_Short task_
Gather all lines in the entries that include the word "screenshot".

--- begin Rows ---

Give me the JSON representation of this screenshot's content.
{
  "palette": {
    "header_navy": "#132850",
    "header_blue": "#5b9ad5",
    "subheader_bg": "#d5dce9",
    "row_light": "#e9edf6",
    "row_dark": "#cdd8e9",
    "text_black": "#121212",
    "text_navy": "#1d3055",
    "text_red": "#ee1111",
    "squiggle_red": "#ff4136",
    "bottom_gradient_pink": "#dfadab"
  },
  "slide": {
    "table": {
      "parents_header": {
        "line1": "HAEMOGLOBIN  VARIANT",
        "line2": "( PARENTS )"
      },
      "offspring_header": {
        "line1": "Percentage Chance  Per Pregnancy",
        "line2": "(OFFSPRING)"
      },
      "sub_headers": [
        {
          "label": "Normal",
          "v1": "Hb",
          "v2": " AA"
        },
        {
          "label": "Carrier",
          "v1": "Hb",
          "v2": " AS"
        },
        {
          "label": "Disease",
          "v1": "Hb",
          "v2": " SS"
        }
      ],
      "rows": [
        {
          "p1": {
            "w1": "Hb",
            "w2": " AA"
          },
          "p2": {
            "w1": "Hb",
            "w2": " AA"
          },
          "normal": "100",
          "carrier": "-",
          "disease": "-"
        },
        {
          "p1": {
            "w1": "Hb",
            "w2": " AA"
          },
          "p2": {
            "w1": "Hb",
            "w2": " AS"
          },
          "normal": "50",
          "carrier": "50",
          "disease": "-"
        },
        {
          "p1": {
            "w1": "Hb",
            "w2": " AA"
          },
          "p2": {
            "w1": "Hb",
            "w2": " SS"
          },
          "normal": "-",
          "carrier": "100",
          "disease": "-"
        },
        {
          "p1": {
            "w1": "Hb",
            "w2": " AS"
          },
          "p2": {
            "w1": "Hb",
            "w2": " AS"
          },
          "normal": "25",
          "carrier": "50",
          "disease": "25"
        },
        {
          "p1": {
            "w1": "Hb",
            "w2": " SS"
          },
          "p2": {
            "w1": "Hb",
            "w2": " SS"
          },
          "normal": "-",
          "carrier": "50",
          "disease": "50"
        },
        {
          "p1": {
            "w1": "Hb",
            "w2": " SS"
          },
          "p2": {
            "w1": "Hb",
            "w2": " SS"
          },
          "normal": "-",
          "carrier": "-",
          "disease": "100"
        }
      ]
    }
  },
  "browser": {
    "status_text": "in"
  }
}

--- end Rows ---
--- begin Rows ---

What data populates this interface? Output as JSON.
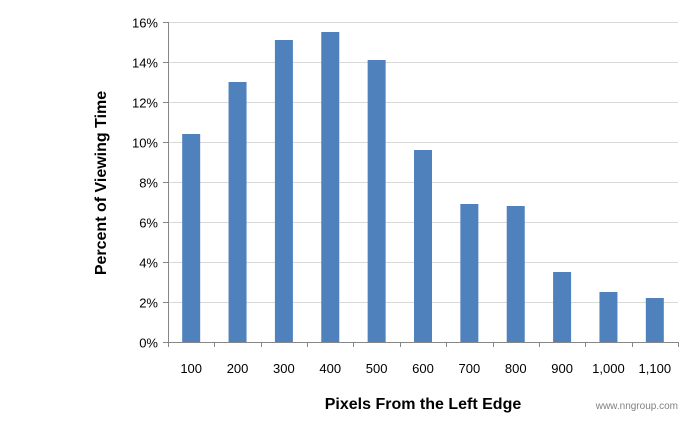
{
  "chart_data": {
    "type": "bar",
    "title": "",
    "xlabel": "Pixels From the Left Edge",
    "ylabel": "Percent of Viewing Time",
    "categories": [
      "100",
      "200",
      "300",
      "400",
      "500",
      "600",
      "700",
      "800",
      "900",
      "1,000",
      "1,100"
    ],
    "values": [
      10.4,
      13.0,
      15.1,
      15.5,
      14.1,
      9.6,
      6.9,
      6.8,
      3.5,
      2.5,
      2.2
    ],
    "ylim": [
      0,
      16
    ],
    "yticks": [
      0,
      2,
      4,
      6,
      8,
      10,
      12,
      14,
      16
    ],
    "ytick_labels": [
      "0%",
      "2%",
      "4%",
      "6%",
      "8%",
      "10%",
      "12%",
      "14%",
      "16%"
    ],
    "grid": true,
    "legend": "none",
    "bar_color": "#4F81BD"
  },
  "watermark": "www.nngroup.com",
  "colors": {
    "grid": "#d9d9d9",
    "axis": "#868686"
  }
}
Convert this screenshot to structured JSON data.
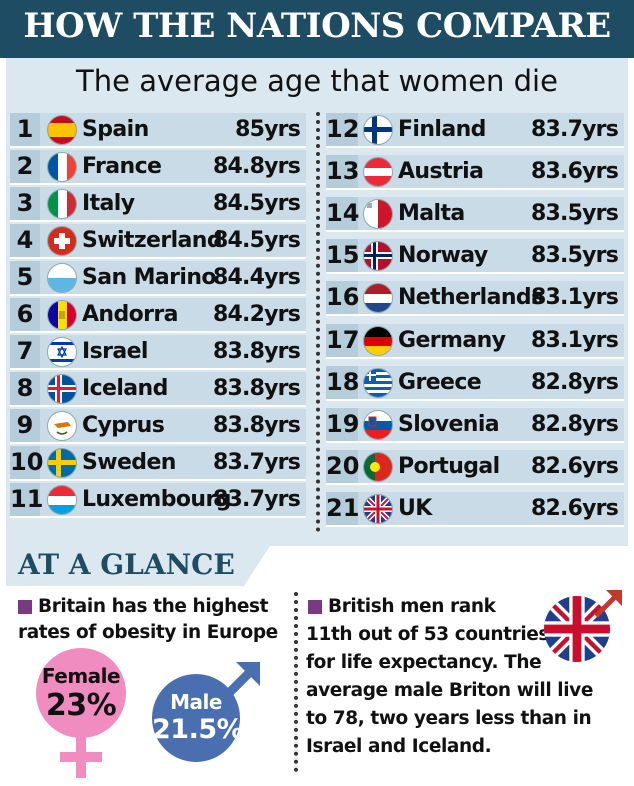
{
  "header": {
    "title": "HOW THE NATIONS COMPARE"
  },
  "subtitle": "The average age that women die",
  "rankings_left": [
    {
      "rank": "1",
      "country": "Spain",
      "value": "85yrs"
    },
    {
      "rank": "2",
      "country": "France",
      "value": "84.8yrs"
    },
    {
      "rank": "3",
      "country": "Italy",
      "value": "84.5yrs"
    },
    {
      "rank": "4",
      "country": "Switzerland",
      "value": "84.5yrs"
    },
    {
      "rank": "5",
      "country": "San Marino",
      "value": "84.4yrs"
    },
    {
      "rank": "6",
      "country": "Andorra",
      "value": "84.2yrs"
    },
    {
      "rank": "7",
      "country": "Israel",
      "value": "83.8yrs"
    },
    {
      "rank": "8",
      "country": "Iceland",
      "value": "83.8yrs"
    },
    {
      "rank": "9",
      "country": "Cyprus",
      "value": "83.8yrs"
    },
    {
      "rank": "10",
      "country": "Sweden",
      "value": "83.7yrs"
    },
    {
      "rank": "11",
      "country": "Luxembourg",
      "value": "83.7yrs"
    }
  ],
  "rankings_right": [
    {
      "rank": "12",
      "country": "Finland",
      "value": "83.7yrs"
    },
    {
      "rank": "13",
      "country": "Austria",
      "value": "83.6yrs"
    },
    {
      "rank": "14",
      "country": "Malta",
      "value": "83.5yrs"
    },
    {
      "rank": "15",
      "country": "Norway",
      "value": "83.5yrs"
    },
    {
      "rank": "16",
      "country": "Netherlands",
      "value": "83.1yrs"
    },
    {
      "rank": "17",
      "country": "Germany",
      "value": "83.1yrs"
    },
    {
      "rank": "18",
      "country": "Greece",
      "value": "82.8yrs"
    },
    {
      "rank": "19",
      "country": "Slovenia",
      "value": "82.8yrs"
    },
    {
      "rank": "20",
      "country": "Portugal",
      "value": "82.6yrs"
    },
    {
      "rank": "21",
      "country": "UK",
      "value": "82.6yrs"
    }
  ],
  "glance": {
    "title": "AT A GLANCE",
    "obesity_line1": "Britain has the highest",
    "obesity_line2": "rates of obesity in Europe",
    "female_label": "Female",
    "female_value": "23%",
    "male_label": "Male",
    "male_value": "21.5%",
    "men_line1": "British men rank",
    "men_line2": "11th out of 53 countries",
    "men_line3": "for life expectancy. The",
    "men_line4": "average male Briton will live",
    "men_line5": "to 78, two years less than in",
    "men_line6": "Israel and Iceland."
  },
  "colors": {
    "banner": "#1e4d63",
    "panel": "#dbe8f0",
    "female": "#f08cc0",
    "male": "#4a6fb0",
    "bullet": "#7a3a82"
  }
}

--- end Rows ---

_Written solution_
Give me the JSON representation of this screenshot's content.
Convert this screenshot to structured JSON data.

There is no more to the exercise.